[DIRECTIVE]
Could you reproduce everything in the material from the start down to the line containing "- svg-text:2: 2: [2047, 419, 2062, 450]", including that line?

_ _ _

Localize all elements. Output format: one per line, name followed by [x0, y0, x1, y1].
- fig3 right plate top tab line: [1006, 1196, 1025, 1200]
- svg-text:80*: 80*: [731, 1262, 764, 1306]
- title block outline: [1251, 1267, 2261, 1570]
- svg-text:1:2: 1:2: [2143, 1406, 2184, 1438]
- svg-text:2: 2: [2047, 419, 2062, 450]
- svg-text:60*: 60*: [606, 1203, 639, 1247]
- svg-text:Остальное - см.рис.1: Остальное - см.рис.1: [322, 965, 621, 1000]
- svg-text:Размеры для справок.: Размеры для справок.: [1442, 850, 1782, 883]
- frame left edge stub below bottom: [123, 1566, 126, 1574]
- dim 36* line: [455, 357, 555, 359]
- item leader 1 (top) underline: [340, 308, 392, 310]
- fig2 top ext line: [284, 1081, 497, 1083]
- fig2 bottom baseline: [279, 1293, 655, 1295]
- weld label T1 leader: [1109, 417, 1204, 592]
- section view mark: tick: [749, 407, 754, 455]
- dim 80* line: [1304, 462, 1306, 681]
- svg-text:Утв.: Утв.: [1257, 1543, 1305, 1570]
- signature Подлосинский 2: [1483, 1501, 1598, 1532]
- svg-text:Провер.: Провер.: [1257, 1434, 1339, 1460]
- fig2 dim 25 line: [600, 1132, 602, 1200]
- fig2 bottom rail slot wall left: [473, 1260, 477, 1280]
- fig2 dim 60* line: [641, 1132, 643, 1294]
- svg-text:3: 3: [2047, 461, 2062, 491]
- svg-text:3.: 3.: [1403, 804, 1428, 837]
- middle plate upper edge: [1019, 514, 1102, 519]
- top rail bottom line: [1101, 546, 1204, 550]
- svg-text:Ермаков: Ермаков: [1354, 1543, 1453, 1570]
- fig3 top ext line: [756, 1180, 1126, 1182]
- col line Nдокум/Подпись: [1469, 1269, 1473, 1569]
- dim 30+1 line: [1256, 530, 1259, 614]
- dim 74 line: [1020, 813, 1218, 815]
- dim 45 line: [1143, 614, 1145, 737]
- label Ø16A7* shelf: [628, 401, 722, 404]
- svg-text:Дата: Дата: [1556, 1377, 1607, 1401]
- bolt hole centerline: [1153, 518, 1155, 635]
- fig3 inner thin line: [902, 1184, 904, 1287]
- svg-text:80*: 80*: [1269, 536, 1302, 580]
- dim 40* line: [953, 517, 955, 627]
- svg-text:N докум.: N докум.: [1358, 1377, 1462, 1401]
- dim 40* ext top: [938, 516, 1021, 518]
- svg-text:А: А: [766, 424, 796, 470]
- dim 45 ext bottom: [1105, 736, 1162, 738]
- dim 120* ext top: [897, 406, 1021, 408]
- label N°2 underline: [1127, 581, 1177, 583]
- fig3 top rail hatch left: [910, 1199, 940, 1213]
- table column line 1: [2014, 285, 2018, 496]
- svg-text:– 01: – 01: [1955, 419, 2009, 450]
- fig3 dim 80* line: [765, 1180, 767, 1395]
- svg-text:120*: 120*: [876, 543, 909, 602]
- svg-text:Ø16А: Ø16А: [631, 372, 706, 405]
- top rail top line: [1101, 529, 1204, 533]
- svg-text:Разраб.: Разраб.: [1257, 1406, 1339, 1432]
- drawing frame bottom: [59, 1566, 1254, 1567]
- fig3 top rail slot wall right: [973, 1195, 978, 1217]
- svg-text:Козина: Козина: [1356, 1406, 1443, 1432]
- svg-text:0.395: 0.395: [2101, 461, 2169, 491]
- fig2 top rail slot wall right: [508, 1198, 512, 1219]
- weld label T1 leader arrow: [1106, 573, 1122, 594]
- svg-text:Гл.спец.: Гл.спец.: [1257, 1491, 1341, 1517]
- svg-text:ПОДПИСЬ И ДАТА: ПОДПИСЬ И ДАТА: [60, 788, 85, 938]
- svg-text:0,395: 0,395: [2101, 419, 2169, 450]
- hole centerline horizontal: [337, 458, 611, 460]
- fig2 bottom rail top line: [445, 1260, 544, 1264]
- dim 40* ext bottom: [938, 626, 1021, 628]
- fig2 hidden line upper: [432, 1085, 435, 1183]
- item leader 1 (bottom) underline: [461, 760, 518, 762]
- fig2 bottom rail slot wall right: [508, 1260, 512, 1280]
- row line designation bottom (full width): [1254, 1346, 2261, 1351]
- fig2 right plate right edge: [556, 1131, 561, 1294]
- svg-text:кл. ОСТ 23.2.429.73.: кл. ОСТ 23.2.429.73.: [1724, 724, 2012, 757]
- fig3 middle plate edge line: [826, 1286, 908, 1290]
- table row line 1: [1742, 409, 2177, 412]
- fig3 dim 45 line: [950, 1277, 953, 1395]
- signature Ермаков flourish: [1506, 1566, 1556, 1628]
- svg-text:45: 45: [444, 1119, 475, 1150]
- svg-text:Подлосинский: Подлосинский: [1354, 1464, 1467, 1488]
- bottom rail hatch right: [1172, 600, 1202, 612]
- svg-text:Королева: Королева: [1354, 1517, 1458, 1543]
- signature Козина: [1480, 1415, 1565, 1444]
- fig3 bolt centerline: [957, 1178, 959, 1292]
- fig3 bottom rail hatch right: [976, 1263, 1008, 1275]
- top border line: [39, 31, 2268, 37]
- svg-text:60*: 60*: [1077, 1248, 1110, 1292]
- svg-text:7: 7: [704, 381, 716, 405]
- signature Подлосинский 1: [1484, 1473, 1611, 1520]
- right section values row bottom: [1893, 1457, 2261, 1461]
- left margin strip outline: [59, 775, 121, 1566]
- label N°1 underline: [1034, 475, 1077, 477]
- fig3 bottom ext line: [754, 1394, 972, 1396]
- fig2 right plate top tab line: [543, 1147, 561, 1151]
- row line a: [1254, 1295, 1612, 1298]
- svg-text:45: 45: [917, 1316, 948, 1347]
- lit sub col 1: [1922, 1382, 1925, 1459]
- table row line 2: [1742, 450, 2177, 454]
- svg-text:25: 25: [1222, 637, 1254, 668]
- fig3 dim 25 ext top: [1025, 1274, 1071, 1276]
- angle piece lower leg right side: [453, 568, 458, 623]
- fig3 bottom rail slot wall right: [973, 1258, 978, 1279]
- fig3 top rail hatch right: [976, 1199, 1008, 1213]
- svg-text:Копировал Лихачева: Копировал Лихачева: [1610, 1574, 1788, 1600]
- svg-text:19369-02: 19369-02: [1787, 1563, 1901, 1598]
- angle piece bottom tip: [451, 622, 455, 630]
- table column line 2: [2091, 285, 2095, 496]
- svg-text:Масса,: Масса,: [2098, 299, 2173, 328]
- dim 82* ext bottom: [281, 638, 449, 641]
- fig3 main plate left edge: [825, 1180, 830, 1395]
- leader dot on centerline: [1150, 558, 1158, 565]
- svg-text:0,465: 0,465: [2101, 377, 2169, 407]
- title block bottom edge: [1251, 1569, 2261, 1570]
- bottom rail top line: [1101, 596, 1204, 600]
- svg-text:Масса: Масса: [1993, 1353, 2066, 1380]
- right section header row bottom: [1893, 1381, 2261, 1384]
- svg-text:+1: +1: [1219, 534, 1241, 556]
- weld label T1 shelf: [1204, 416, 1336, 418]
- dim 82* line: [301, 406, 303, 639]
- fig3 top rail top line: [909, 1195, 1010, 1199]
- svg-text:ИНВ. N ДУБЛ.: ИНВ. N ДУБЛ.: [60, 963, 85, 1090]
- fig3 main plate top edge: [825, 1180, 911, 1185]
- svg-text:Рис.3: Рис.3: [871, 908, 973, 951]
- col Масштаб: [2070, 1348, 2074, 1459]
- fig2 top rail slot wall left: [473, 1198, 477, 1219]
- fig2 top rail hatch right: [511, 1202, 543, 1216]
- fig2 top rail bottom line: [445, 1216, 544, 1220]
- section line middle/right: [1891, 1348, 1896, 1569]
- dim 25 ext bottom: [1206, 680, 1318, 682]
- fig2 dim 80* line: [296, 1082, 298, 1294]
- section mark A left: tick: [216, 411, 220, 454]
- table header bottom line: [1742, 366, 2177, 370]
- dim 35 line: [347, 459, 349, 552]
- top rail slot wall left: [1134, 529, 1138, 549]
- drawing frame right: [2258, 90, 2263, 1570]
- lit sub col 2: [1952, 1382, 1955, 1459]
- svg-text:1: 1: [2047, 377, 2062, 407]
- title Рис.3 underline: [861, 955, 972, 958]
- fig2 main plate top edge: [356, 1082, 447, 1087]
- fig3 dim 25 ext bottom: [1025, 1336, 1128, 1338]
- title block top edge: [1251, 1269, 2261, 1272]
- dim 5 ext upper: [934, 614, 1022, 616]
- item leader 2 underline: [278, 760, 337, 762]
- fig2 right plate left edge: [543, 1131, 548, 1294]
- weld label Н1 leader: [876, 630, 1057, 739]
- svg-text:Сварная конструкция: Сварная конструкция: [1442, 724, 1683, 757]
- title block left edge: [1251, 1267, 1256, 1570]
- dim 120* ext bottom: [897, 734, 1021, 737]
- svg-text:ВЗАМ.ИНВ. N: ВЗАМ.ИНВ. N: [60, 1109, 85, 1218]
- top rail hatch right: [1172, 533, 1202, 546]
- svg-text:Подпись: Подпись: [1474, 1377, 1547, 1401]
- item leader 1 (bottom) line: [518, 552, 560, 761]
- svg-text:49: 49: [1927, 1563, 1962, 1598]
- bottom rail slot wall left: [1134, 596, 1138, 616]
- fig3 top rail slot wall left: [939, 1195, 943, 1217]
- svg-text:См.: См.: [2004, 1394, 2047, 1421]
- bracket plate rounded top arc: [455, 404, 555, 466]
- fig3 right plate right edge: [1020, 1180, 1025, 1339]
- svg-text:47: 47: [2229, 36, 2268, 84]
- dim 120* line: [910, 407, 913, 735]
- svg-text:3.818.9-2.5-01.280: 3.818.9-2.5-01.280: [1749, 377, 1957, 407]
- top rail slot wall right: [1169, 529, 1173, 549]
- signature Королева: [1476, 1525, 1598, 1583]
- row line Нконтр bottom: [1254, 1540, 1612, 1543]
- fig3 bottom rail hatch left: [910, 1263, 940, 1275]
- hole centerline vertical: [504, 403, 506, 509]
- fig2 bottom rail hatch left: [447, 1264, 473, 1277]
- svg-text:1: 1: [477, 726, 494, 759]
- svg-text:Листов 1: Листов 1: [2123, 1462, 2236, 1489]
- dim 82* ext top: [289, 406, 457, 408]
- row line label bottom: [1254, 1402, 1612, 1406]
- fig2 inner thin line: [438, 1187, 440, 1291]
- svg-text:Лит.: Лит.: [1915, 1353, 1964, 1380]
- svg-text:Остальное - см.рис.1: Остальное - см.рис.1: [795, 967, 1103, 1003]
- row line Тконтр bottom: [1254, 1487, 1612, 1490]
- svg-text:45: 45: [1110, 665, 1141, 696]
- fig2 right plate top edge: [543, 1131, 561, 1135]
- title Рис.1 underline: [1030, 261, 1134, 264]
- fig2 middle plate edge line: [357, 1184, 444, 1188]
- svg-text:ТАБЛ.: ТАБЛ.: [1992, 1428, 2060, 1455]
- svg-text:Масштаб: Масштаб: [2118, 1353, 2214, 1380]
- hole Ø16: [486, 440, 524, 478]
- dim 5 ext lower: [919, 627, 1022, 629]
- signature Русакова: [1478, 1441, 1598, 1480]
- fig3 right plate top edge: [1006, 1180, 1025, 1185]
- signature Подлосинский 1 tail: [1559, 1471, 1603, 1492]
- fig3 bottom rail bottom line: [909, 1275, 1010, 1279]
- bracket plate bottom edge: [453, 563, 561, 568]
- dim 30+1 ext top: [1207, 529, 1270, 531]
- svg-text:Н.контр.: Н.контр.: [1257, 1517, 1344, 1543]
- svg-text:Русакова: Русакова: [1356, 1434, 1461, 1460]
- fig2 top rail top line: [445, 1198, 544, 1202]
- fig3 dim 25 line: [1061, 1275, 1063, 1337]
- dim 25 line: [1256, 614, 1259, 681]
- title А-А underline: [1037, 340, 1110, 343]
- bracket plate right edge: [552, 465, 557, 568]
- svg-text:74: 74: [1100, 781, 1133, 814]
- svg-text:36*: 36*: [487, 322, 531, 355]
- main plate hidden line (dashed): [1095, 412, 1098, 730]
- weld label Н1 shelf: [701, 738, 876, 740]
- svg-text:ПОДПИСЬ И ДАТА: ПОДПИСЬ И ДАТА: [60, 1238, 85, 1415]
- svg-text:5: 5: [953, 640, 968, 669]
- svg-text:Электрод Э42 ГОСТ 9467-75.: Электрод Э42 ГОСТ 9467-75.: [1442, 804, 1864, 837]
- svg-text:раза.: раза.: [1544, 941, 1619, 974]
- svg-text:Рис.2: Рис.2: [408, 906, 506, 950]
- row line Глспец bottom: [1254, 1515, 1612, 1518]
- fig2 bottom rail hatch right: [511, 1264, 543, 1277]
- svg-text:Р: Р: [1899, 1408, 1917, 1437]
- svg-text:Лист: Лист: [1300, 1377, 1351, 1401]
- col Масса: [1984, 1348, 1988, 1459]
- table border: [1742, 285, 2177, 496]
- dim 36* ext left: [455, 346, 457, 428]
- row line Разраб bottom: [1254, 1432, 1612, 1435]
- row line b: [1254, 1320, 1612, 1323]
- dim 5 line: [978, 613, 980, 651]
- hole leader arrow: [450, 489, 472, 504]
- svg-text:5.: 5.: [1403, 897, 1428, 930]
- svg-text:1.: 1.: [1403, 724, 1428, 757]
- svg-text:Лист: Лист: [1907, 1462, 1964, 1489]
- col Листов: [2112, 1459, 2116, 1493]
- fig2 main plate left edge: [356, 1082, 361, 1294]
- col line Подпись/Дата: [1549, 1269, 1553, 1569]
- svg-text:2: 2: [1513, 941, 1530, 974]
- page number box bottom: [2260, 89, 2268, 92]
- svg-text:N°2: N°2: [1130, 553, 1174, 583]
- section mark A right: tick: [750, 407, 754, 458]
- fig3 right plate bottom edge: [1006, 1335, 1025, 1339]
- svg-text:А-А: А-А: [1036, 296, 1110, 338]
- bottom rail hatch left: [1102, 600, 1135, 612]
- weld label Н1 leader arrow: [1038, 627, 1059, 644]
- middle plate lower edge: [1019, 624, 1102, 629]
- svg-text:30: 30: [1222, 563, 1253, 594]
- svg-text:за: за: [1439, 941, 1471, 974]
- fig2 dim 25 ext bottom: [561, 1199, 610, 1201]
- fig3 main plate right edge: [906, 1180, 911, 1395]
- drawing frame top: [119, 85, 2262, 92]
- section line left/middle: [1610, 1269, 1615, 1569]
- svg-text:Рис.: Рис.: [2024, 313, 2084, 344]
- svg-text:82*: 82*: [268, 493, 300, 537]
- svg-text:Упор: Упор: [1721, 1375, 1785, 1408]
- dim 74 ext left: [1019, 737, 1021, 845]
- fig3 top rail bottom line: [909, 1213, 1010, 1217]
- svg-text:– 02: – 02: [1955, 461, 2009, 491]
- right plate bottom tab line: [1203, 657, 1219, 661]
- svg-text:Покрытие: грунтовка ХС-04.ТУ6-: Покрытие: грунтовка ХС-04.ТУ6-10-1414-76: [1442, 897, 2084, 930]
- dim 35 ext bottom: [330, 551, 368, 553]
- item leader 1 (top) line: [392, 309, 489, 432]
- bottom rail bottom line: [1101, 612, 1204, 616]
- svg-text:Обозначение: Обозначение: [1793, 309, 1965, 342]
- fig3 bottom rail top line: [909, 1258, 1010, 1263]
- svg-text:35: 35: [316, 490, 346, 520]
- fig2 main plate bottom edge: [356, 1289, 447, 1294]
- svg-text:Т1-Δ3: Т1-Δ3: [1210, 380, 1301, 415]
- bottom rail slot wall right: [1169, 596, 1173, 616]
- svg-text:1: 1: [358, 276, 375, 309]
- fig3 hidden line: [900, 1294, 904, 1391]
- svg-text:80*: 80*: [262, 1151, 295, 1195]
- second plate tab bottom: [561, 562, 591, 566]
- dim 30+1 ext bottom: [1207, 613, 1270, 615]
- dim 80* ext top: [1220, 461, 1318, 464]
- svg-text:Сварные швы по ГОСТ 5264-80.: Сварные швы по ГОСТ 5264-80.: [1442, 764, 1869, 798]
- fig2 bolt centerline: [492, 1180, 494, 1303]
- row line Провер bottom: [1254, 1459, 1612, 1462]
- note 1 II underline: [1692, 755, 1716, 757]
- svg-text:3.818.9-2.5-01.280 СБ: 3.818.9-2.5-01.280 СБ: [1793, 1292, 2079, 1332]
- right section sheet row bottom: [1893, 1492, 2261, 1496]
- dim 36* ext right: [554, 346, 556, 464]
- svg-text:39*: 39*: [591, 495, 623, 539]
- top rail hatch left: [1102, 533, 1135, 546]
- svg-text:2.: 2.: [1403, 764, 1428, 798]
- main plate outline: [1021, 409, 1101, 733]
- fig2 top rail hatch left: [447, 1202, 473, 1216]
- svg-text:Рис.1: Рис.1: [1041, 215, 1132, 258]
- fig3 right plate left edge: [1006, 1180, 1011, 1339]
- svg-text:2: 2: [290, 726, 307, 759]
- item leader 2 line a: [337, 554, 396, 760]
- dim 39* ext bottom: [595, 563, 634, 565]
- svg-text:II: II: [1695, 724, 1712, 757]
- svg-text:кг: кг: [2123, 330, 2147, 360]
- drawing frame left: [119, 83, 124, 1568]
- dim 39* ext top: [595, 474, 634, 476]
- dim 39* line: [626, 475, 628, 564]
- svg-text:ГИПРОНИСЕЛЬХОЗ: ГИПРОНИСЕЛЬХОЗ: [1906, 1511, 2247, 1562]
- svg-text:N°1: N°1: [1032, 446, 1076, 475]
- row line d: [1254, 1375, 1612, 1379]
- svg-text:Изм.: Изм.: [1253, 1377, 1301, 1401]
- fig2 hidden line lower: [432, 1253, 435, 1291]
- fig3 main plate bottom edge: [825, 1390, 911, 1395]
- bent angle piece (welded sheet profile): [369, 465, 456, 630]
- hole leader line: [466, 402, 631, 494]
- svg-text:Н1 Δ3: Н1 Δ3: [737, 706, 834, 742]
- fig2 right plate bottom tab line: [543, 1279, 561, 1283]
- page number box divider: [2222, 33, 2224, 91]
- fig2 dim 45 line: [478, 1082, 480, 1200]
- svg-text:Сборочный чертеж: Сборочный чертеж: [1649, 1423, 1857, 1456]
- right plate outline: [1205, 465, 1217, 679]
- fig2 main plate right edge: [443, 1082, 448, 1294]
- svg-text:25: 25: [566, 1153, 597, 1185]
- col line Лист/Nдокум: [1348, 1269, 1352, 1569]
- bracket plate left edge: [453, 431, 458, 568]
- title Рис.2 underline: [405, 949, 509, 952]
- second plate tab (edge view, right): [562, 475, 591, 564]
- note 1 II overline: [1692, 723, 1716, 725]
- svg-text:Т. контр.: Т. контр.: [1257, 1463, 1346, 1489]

_ _ _

[SOLVED PROBLEM]
Localize all elements. Output format: one per line, name followed by [x0, y0, x1, y1].
- fig3 right plate top tab line: [1006, 1196, 1025, 1200]
- svg-text:80*: 80*: [731, 1262, 764, 1306]
- title block outline: [1251, 1267, 2261, 1570]
- svg-text:1:2: 1:2: [2143, 1406, 2184, 1438]
- svg-text:2: 2: [2047, 419, 2062, 450]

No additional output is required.